Figure record listings
****

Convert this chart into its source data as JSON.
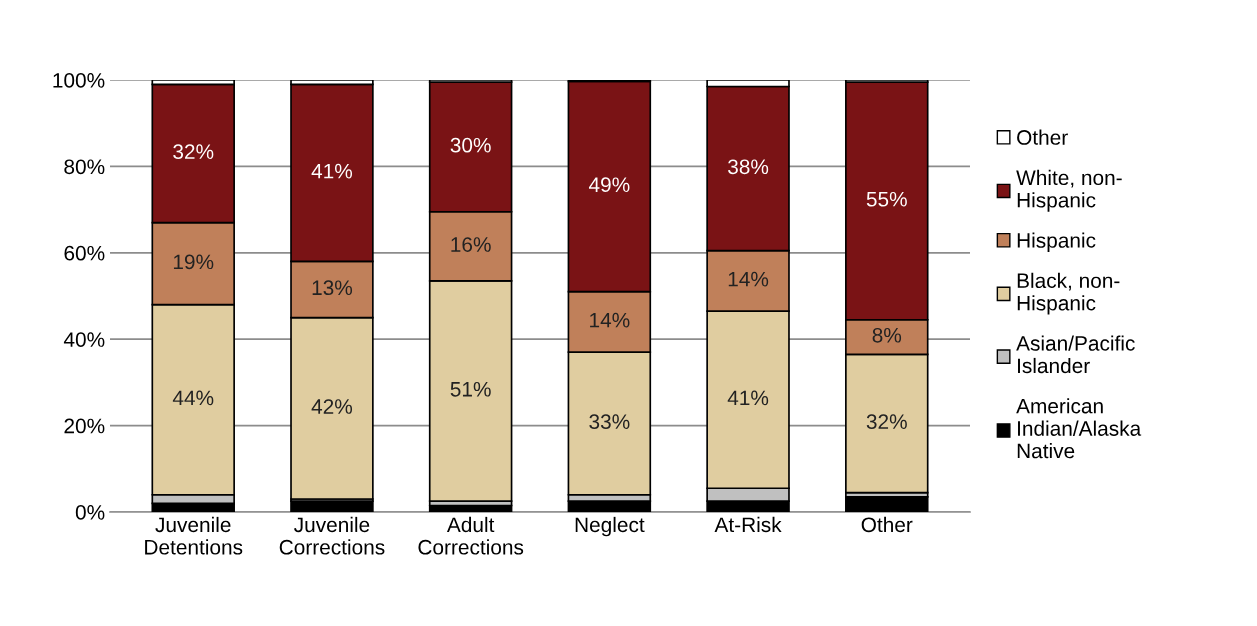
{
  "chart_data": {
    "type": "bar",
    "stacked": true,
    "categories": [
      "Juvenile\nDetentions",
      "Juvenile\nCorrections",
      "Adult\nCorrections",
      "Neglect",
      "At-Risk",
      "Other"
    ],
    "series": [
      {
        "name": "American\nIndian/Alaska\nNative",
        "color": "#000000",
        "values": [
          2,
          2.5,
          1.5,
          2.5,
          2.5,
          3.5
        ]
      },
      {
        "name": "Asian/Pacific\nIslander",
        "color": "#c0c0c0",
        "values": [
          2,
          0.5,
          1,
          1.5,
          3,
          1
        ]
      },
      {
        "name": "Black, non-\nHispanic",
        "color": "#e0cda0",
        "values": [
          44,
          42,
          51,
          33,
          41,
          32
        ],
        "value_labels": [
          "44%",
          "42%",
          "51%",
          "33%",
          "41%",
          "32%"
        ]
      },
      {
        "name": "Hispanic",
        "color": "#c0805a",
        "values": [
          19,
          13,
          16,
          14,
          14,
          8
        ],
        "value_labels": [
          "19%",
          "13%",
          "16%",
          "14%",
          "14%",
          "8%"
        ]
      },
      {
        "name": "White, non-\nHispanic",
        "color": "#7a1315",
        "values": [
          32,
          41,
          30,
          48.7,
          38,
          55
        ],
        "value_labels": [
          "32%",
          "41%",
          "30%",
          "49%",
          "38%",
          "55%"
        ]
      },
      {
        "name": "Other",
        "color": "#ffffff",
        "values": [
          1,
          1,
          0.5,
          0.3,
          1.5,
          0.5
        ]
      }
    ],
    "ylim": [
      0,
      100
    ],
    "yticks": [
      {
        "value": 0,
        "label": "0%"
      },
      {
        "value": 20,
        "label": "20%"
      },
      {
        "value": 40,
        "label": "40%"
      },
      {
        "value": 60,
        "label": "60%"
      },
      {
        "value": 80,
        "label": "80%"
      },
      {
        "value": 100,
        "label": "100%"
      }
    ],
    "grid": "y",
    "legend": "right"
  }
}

****

→ **WHAT THIS TASK INVOLVES**
Write the listing out a second time exactly, dropping all images.

→ **CORRECT RESPONSE**
Convert this chart into its source data as JSON.
{
  "chart_data": {
    "type": "bar",
    "stacked": true,
    "categories": [
      "Juvenile\nDetentions",
      "Juvenile\nCorrections",
      "Adult\nCorrections",
      "Neglect",
      "At-Risk",
      "Other"
    ],
    "series": [
      {
        "name": "American\nIndian/Alaska\nNative",
        "color": "#000000",
        "values": [
          2,
          2.5,
          1.5,
          2.5,
          2.5,
          3.5
        ]
      },
      {
        "name": "Asian/Pacific\nIslander",
        "color": "#c0c0c0",
        "values": [
          2,
          0.5,
          1,
          1.5,
          3,
          1
        ]
      },
      {
        "name": "Black, non-\nHispanic",
        "color": "#e0cda0",
        "values": [
          44,
          42,
          51,
          33,
          41,
          32
        ],
        "value_labels": [
          "44%",
          "42%",
          "51%",
          "33%",
          "41%",
          "32%"
        ]
      },
      {
        "name": "Hispanic",
        "color": "#c0805a",
        "values": [
          19,
          13,
          16,
          14,
          14,
          8
        ],
        "value_labels": [
          "19%",
          "13%",
          "16%",
          "14%",
          "14%",
          "8%"
        ]
      },
      {
        "name": "White, non-\nHispanic",
        "color": "#7a1315",
        "values": [
          32,
          41,
          30,
          48.7,
          38,
          55
        ],
        "value_labels": [
          "32%",
          "41%",
          "30%",
          "49%",
          "38%",
          "55%"
        ]
      },
      {
        "name": "Other",
        "color": "#ffffff",
        "values": [
          1,
          1,
          0.5,
          0.3,
          1.5,
          0.5
        ]
      }
    ],
    "ylim": [
      0,
      100
    ],
    "yticks": [
      {
        "value": 0,
        "label": "0%"
      },
      {
        "value": 20,
        "label": "20%"
      },
      {
        "value": 40,
        "label": "40%"
      },
      {
        "value": 60,
        "label": "60%"
      },
      {
        "value": 80,
        "label": "80%"
      },
      {
        "value": 100,
        "label": "100%"
      }
    ],
    "grid": "y",
    "legend": "right"
  }
}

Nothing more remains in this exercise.